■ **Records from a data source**
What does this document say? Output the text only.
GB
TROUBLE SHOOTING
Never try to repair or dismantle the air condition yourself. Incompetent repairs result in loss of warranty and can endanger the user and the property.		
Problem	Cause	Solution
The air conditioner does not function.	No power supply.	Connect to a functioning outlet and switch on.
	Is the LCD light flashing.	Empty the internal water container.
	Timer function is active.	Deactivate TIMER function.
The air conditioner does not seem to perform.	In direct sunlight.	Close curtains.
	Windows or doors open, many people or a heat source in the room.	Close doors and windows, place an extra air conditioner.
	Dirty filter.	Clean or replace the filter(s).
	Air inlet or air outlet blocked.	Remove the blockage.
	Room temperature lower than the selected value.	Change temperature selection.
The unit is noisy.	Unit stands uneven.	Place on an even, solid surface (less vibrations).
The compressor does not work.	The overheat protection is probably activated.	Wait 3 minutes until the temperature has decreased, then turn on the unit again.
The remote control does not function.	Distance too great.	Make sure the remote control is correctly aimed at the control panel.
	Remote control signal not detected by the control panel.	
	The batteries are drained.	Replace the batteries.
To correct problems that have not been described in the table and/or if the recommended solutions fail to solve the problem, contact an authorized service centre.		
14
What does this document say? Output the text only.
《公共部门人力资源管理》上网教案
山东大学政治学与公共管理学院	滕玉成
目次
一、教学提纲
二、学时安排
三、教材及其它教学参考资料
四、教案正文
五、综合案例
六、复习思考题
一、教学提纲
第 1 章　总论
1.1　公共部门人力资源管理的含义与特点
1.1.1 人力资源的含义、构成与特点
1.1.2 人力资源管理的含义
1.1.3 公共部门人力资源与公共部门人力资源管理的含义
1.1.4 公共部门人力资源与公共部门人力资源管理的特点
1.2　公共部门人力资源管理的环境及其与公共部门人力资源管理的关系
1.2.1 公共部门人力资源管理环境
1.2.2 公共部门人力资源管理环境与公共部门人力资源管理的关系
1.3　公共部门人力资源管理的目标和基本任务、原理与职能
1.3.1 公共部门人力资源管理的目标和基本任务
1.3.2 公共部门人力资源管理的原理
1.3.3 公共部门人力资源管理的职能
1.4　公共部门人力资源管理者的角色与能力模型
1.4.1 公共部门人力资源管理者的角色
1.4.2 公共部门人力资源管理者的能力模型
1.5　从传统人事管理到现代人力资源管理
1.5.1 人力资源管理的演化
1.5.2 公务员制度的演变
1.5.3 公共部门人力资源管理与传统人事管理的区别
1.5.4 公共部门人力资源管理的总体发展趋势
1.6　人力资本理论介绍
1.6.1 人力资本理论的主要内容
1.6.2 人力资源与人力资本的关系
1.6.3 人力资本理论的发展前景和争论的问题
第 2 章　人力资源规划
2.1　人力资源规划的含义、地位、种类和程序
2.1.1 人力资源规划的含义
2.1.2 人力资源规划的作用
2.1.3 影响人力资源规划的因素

■ **What to do**
Make an exact copy of the listing, including every line.

■ **Solution to this task**
What does this document say? Output the text only.
GB
TROUBLE SHOOTING
Never try to repair or dismantle the air condition yourself. Incompetent repairs result in loss of warranty and can endanger the user and the property.		
Problem	Cause	Solution
The air conditioner does not function.	No power supply.	Connect to a functioning outlet and switch on.
	Is the LCD light flashing.	Empty the internal water container.
	Timer function is active.	Deactivate TIMER function.
The air conditioner does not seem to perform.	In direct sunlight.	Close curtains.
	Windows or doors open, many people or a heat source in the room.	Close doors and windows, place an extra air conditioner.
	Dirty filter.	Clean or replace the filter(s).
	Air inlet or air outlet blocked.	Remove the blockage.
	Room temperature lower than the selected value.	Change temperature selection.
The unit is noisy.	Unit stands uneven.	Place on an even, solid surface (less vibrations).
The compressor does not work.	The overheat protection is probably activated.	Wait 3 minutes until the temperature has decreased, then turn on the unit again.
The remote control does not function.	Distance too great.	Make sure the remote control is correctly aimed at the control panel.
	Remote control signal not detected by the control panel.	
	The batteries are drained.	Replace the batteries.
To correct problems that have not been described in the table and/or if the recommended solutions fail to solve the problem, contact an authorized service centre.		
14
What does this document say? Output the text only.
《公共部门人力资源管理》上网教案
山东大学政治学与公共管理学院	滕玉成
目次
一、教学提纲
二、学时安排
三、教材及其它教学参考资料
四、教案正文
五、综合案例
六、复习思考题
一、教学提纲
第 1 章　总论
1.1　公共部门人力资源管理的含义与特点
1.1.1 人力资源的含义、构成与特点
1.1.2 人力资源管理的含义
1.1.3 公共部门人力资源与公共部门人力资源管理的含义
1.1.4 公共部门人力资源与公共部门人力资源管理的特点
1.2　公共部门人力资源管理的环境及其与公共部门人力资源管理的关系
1.2.1 公共部门人力资源管理环境
1.2.2 公共部门人力资源管理环境与公共部门人力资源管理的关系
1.3　公共部门人力资源管理的目标和基本任务、原理与职能
1.3.1 公共部门人力资源管理的目标和基本任务
1.3.2 公共部门人力资源管理的原理
1.3.3 公共部门人力资源管理的职能
1.4　公共部门人力资源管理者的角色与能力模型
1.4.1 公共部门人力资源管理者的角色
1.4.2 公共部门人力资源管理者的能力模型
1.5　从传统人事管理到现代人力资源管理
1.5.1 人力资源管理的演化
1.5.2 公务员制度的演变
1.5.3 公共部门人力资源管理与传统人事管理的区别
1.5.4 公共部门人力资源管理的总体发展趋势
1.6　人力资本理论介绍
1.6.1 人力资本理论的主要内容
1.6.2 人力资源与人力资本的关系
1.6.3 人力资本理论的发展前景和争论的问题
第 2 章　人力资源规划
2.1　人力资源规划的含义、地位、种类和程序
2.1.1 人力资源规划的含义
2.1.2 人力资源规划的作用
2.1.3 影响人力资源规划的因素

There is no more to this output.